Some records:
►
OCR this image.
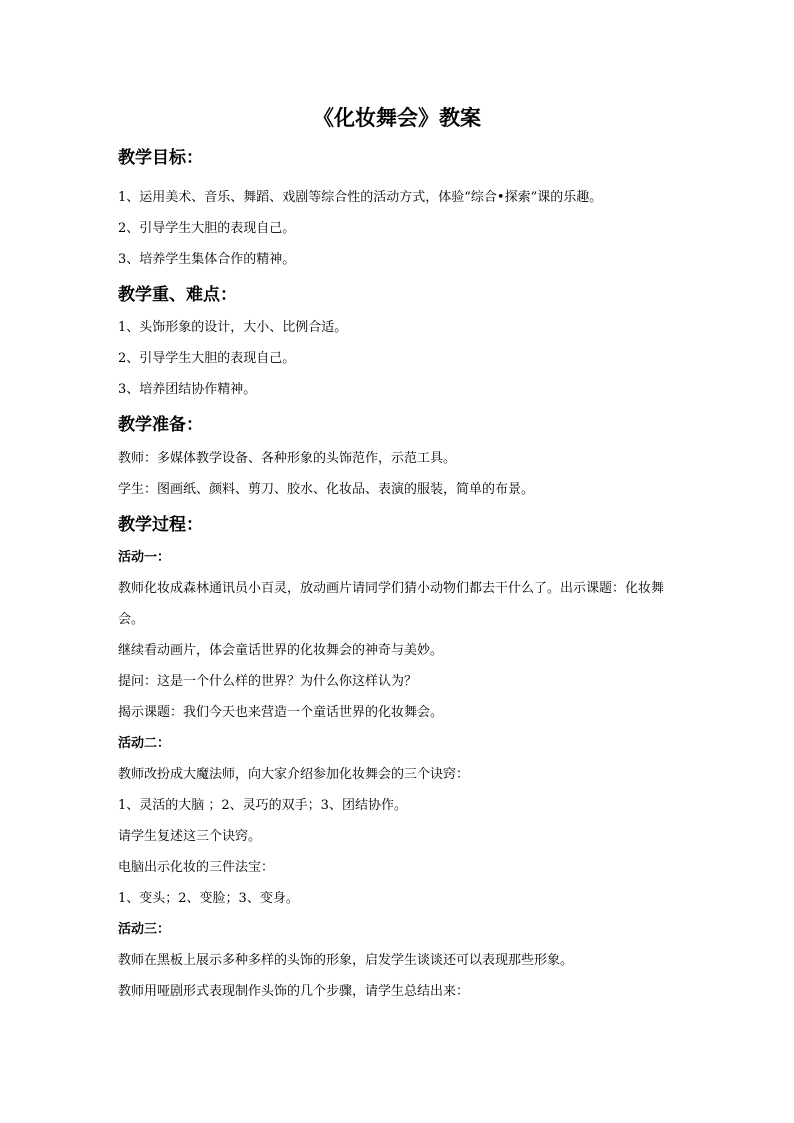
《化妆舞会》教案
教学目标：
1、运用美术、音乐、舞蹈、戏剧等综合性的活动方式，体验“综合•探索”课的乐趣。
2、引导学生大胆的表现自己。
3、培养学生集体合作的精神。
教学重、难点：
1、头饰形象的设计，大小、比例合适。
2、引导学生大胆的表现自己。
3、培养团结协作精神。
教学准备：
教师：多媒体教学设备、各种形象的头饰范作，示范工具。
学生：图画纸、颜料、剪刀、胶水、化妆品、表演的服装，简单的布景。
教学过程：
活动一：
教师化妆成森林通讯员小百灵，放动画片请同学们猜小动物们都去干什么了。出示课题：化妆舞会。
继续看动画片，体会童话世界的化妆舞会的神奇与美妙。
提问：这是一个什么样的世界？为什么你这样认为？
揭示课题：我们今天也来营造一个童话世界的化妆舞会。
活动二：
教师改扮成大魔法师，向大家介绍参加化妆舞会的三个诀窍：
1、灵活的大脑 ；2、灵巧的双手；3、团结协作。
请学生复述这三个诀窍。
电脑出示化妆的三件法宝：
1、变头；2、变脸；3、变身。
活动三：
教师在黑板上展示多种多样的头饰的形象，启发学生谈谈还可以表现那些形象。
教师用哑剧形式表现制作头饰的几个步骤，请学生总结出来：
◄
Write out the records above exactly as they stand, leaving out every picture.

EXERCISE RESPONSE:
OCR this image.
《化妆舞会》教案
教学目标：
1、运用美术、音乐、舞蹈、戏剧等综合性的活动方式，体验“综合•探索”课的乐趣。
2、引导学生大胆的表现自己。
3、培养学生集体合作的精神。
教学重、难点：
1、头饰形象的设计，大小、比例合适。
2、引导学生大胆的表现自己。
3、培养团结协作精神。
教学准备：
教师：多媒体教学设备、各种形象的头饰范作，示范工具。
学生：图画纸、颜料、剪刀、胶水、化妆品、表演的服装，简单的布景。
教学过程：
活动一：
教师化妆成森林通讯员小百灵，放动画片请同学们猜小动物们都去干什么了。出示课题：化妆舞会。
继续看动画片，体会童话世界的化妆舞会的神奇与美妙。
提问：这是一个什么样的世界？为什么你这样认为？
揭示课题：我们今天也来营造一个童话世界的化妆舞会。
活动二：
教师改扮成大魔法师，向大家介绍参加化妆舞会的三个诀窍：
1、灵活的大脑 ；2、灵巧的双手；3、团结协作。
请学生复述这三个诀窍。
电脑出示化妆的三件法宝：
1、变头；2、变脸；3、变身。
活动三：
教师在黑板上展示多种多样的头饰的形象，启发学生谈谈还可以表现那些形象。
教师用哑剧形式表现制作头饰的几个步骤，请学生总结出来：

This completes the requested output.